Start Source passage

I started watching Peter Zeihan videos last year.

He shares a lot of interesting information, although he seems to have a very strong bias towards doom and gloom.

One thing in particular stood out to me as completely absurd: his claim that global trade is going to collapse due to piracy as the US pulls back from ensuring freedom of the waters.

My immediate thought: "Come on, mate, this isn't the 17th century! Pirates aren't a real issue these days. Technology has rendered them obsolete".

Given this, I was absolutely shocked when I heard that missile attacks by Houthi rebels had caused most of the largest shipping companies to decide to avoid the Bab el-Mandeb Strait and to sail around Africa instead.

This has recently triggered the US to form an alliance to maintain freedom of shipping there and the US recently performed airstrikes in retaliation. It won't surprise me if this whole issue is resolved relatively soon and if that happens, then the easy thing to do would be to go back to my original beliefs: "Silly me, I was worried for a second that Peter Zeihan might be correct, but that was just me falling for sensationalism. The whole incident was obviously never going to be anything. I should forget all about it".

End Source passage
Start Supplied records

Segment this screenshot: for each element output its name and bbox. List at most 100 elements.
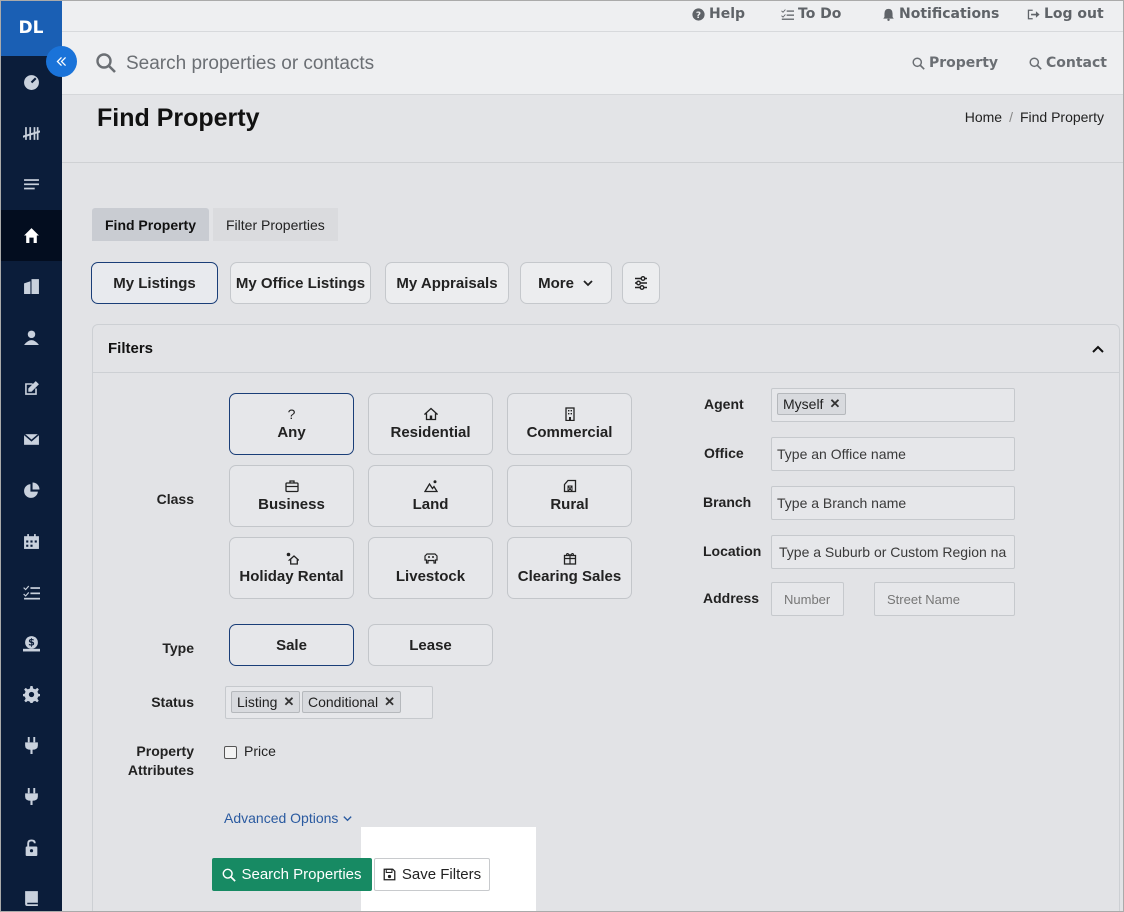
buildings-icon[interactable] <box>0 261 62 312</box>
agent-multiselect[interactable]: Myself ✕ <box>771 388 1015 422</box>
book-icon[interactable] <box>0 873 62 912</box>
pie-chart-icon[interactable] <box>0 465 62 516</box>
plug-icon[interactable] <box>0 720 62 771</box>
location-input[interactable] <box>771 535 1015 569</box>
close-icon[interactable]: ✕ <box>384 694 395 710</box>
my-listings-button[interactable]: My Listings <box>91 262 218 304</box>
class-rural-button[interactable]: Rural <box>507 465 632 527</box>
sidebar: DL $ <box>0 0 62 912</box>
chevron-up-icon[interactable] <box>1091 342 1105 356</box>
sidebar-collapse-button[interactable] <box>46 46 77 77</box>
mail-icon[interactable] <box>0 414 62 465</box>
page-title: Find Property <box>97 104 260 132</box>
home-icon[interactable] <box>0 210 62 261</box>
search-icon <box>96 53 116 73</box>
logout-icon <box>1027 9 1040 19</box>
help-label: Help <box>709 6 746 22</box>
class-clearing-sales-button[interactable]: Clearing Sales <box>507 537 632 599</box>
more-label: More <box>538 274 574 292</box>
top-header: ? Help To Do Notifications Log out Prope… <box>62 0 1124 95</box>
save-filters-button[interactable]: Save Filters <box>374 858 490 891</box>
class-livestock-label: Livestock <box>395 568 466 585</box>
lock-icon[interactable] <box>0 822 62 873</box>
breadcrumb: Home / Find Property <box>965 109 1104 125</box>
list-icon[interactable] <box>0 159 62 210</box>
class-business-label: Business <box>258 496 325 513</box>
address-number-input[interactable] <box>771 582 844 616</box>
search-icon <box>1029 56 1042 70</box>
my-office-listings-button[interactable]: My Office Listings <box>230 262 371 304</box>
filter-settings-button[interactable] <box>622 262 660 304</box>
bell-icon <box>883 8 894 21</box>
page-titlebar: Find Property Home / Find Property <box>62 95 1124 163</box>
checklist-icon[interactable] <box>0 567 62 618</box>
close-icon[interactable]: ✕ <box>283 694 294 710</box>
status-multiselect[interactable]: Listing ✕ Conditional ✕ <box>225 686 433 719</box>
my-appraisals-button[interactable]: My Appraisals <box>385 262 509 304</box>
help-icon: ? <box>692 7 705 20</box>
global-search-input[interactable] <box>126 49 726 79</box>
plug-icon[interactable] <box>0 771 62 822</box>
address-street-input[interactable] <box>874 582 1015 616</box>
filters-header[interactable]: Filters <box>93 325 1119 373</box>
user-icon[interactable] <box>0 312 62 363</box>
svg-text:$: $ <box>28 638 35 649</box>
class-commercial-label: Commercial <box>526 424 613 441</box>
type-sale-button[interactable]: Sale <box>229 624 354 666</box>
property-attributes-label-line1: Property <box>136 743 194 759</box>
tab-find-property[interactable]: Find Property <box>92 208 210 241</box>
checklist-icon <box>781 8 794 20</box>
location-label: Location <box>703 543 762 559</box>
cow-icon <box>423 553 438 564</box>
chevron-down-icon <box>583 280 593 287</box>
class-livestock-button[interactable]: Livestock <box>368 537 493 599</box>
class-residential-button[interactable]: Residential <box>368 393 493 455</box>
status-tag-conditional-label: Conditional <box>308 694 379 710</box>
breadcrumb-home[interactable]: Home <box>965 109 1002 125</box>
class-commercial-button[interactable]: Commercial <box>507 393 632 455</box>
question-icon: ? <box>287 406 296 422</box>
advanced-options-link[interactable]: Advanced Options <box>224 810 353 826</box>
calendar-icon[interactable] <box>0 516 62 567</box>
gear-icon[interactable] <box>0 669 62 720</box>
barn-icon <box>563 479 576 493</box>
search-properties-button[interactable]: Search Properties <box>212 858 372 891</box>
logout-link[interactable]: Log out <box>1027 6 1104 22</box>
close-icon[interactable]: ✕ <box>829 396 840 412</box>
logout-label: Log out <box>1044 6 1104 22</box>
breadcrumb-separator: / <box>1009 109 1013 125</box>
search-icon <box>223 868 237 882</box>
tally-icon[interactable] <box>0 108 62 159</box>
search-icon <box>912 56 925 70</box>
advanced-options-label: Advanced Options <box>224 810 339 826</box>
price-checkbox[interactable] <box>224 746 237 759</box>
class-business-button[interactable]: Business <box>229 465 354 527</box>
todo-link[interactable]: To Do <box>781 6 841 22</box>
type-label: Type <box>162 640 194 656</box>
branch-input[interactable] <box>771 486 1015 520</box>
status-tag-listing: Listing ✕ <box>231 691 301 713</box>
notifications-link[interactable]: Notifications <box>882 6 999 22</box>
sliders-icon <box>635 276 647 290</box>
class-clearing-sales-label: Clearing Sales <box>517 568 622 585</box>
notifications-label: Notifications <box>899 6 1000 22</box>
class-land-button[interactable]: Land <box>368 465 493 527</box>
agent-tag-myself: Myself ✕ <box>777 393 847 415</box>
more-dropdown-button[interactable]: More <box>520 262 612 304</box>
tab-filter-properties[interactable]: Filter Properties <box>213 208 338 241</box>
breadcrumb-current: Find Property <box>1019 109 1104 125</box>
class-any-button[interactable]: ? Any <box>229 393 354 455</box>
briefcase-icon <box>284 480 299 493</box>
contact-search-link[interactable]: Contact <box>1029 55 1107 71</box>
type-lease-button[interactable]: Lease <box>368 624 493 666</box>
house-icon <box>423 407 438 421</box>
class-holiday-rental-button[interactable]: Holiday Rental <box>229 537 354 599</box>
save-filters-label: Save Filters <box>401 866 482 883</box>
class-any-label: Any <box>277 424 306 441</box>
class-holiday-rental-label: Holiday Rental <box>239 568 344 585</box>
help-link[interactable]: ? Help <box>692 6 745 22</box>
office-input[interactable] <box>771 437 1015 471</box>
money-icon[interactable]: $ <box>0 618 62 669</box>
edit-icon[interactable] <box>0 363 62 414</box>
property-search-link[interactable]: Property <box>912 55 998 71</box>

End Supplied records

Extend the post about Peter Zeihan and Red Sea shipping past its final sentence. The listing isn't needed here.

I believe that this would be a mistake. It would be very easy to forget it, but something like the Houthi's being able to cause as much disruption as they have been able to was outside of my model. I could just label it as a freak incident or could see if there was anything in my original model that needs adjusting.

I performed this exercise and the following thoughts came to mind, which I'll convey because they are illustrative:

• I have heard a few people suggest in various contexts that many countries have been coasting and relying on the US for defense, but it was just floating around in my head as something that people say that might or might not be true. I haven't really delved into this, but I'm starting to suspect I should put more weight on this belief.
• I hadn't considered the possibility that a country with a weak navy might have a significant lead time on developing one that is stronger.
• I hadn't considered the possibility that pirates might be aligned with a larger proto-state actor, as opposed to being individual criminals.
• I hadn't considered the possibility that a non-state actor might be able to impede shipping and that other countries would have at least some reluctance to take action against that actor because of diplomatic considerations.
• I hadn't considered that some people in the West might support such an actor for political reasons.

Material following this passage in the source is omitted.